### Goal of the exercise
Retype, without alteration, each line from the line containing "OCR this image." to the final line of the records.

### Records for this exercise
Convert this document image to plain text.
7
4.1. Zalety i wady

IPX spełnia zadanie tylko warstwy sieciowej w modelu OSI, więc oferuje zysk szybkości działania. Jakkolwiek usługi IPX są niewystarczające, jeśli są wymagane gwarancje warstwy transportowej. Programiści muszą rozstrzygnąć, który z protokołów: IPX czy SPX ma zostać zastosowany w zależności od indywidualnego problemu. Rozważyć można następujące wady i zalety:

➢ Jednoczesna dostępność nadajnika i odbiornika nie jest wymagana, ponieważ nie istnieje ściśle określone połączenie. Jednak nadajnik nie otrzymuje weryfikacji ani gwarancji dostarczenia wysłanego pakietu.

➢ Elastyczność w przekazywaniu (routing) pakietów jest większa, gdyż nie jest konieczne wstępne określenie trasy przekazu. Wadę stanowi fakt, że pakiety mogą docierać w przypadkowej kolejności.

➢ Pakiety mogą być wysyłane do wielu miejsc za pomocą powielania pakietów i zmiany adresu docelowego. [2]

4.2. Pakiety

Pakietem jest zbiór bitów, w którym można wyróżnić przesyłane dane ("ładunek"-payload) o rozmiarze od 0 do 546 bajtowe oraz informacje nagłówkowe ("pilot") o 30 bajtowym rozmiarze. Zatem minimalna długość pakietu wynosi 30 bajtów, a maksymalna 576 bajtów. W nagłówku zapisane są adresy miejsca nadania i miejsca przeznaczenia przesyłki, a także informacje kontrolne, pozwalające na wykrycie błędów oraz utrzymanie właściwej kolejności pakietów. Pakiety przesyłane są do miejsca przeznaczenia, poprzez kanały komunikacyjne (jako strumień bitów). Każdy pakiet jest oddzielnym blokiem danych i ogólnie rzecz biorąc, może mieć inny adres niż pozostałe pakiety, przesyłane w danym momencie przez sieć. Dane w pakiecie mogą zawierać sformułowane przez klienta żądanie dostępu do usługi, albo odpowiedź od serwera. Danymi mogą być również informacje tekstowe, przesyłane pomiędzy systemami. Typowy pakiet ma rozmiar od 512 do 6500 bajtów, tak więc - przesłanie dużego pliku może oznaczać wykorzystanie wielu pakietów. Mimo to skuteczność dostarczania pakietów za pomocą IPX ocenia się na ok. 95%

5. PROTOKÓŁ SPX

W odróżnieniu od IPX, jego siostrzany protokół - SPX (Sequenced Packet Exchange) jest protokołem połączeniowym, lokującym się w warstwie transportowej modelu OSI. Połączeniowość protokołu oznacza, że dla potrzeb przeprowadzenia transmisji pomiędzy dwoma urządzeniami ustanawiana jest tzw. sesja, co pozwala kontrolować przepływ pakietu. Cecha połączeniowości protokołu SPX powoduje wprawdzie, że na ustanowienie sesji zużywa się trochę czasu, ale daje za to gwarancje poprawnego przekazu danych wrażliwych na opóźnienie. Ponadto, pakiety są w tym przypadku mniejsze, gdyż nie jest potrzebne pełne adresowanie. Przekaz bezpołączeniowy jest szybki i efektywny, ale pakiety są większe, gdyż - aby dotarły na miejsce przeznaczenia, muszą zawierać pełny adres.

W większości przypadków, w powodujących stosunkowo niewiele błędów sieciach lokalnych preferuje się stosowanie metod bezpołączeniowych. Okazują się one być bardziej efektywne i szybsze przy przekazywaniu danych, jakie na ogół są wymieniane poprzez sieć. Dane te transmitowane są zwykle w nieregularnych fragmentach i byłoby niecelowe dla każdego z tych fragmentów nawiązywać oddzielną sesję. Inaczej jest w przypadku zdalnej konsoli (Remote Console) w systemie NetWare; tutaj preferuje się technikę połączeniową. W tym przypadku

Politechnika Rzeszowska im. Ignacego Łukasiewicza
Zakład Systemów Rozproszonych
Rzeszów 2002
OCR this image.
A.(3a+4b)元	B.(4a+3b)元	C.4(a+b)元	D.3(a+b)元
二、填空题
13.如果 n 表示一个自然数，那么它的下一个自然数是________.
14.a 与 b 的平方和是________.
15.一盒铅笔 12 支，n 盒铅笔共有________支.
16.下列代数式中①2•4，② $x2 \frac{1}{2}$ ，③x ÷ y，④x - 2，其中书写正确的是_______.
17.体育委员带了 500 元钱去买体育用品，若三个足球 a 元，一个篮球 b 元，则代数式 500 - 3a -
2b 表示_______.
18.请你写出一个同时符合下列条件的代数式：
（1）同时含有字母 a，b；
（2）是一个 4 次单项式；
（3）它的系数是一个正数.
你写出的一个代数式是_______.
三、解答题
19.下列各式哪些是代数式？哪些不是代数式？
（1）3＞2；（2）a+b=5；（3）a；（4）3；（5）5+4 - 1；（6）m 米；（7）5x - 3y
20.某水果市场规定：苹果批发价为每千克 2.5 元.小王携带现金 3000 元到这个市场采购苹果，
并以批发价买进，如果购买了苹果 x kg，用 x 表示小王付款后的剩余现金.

### Task output
OCR this image.
A.(3a+4b)元	B.(4a+3b)元	C.4(a+b)元	D.3(a+b)元
二、填空题
13.如果 n 表示一个自然数，那么它的下一个自然数是________.
14.a 与 b 的平方和是________.
15.一盒铅笔 12 支，n 盒铅笔共有________支.
16.下列代数式中①2•4，② $x2 \frac{1}{2}$ ，③x ÷ y，④x - 2，其中书写正确的是_______.
17.体育委员带了 500 元钱去买体育用品，若三个足球 a 元，一个篮球 b 元，则代数式 500 - 3a -
2b 表示_______.
18.请你写出一个同时符合下列条件的代数式：
（1）同时含有字母 a，b；
（2）是一个 4 次单项式；
（3）它的系数是一个正数.
你写出的一个代数式是_______.
三、解答题
19.下列各式哪些是代数式？哪些不是代数式？
（1）3＞2；（2）a+b=5；（3）a；（4）3；（5）5+4 - 1；（6）m 米；（7）5x - 3y
20.某水果市场规定：苹果批发价为每千克 2.5 元.小王携带现金 3000 元到这个市场采购苹果，
并以批发价买进，如果购买了苹果 x kg，用 x 表示小王付款后的剩余现金.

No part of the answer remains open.